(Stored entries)

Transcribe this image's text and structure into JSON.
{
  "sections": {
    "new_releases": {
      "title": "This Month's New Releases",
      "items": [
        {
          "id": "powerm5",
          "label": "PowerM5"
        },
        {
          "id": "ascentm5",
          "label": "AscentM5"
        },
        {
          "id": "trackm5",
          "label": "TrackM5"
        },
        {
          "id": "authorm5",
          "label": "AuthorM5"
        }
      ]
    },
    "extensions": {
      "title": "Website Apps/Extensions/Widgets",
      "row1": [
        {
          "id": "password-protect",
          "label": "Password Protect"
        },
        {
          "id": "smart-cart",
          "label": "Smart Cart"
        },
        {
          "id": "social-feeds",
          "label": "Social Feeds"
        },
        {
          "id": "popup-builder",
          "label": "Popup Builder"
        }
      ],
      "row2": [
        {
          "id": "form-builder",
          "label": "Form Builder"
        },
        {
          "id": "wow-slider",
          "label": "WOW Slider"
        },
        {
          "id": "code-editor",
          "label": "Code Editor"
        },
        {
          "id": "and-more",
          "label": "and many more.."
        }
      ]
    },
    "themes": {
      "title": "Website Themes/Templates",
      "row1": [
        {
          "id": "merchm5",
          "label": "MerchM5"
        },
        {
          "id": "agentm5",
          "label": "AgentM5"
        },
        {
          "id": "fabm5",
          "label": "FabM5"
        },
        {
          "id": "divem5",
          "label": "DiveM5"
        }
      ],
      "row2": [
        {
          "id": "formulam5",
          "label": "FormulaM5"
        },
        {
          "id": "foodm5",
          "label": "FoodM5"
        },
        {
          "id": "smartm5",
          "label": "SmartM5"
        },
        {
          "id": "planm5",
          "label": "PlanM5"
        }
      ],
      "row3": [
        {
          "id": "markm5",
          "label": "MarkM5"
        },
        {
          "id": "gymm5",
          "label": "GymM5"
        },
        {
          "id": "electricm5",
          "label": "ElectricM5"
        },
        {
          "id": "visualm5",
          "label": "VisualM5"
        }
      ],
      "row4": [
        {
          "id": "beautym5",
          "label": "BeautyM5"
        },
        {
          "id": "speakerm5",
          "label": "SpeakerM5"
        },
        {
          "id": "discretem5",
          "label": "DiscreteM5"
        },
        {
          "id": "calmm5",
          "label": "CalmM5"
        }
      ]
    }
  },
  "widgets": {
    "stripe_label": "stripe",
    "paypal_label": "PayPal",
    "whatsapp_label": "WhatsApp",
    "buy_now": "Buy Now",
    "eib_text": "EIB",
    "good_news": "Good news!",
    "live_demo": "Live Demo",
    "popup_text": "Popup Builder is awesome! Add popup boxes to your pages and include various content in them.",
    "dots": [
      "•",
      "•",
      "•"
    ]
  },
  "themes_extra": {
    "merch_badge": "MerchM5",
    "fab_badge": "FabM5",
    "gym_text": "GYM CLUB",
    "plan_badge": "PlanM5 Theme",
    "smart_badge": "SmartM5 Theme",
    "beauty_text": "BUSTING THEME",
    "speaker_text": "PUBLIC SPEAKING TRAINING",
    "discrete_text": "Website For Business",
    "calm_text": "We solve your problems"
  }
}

• [GIVEN INSTRUCTION]: From the material above, gather all lines that include the string "Website" and copy them.

• [FULL ANSWER]:
      "title": "Website Apps/Extensions/Widgets",
      "title": "Website Themes/Templates",
    "discrete_text": "Website For Business",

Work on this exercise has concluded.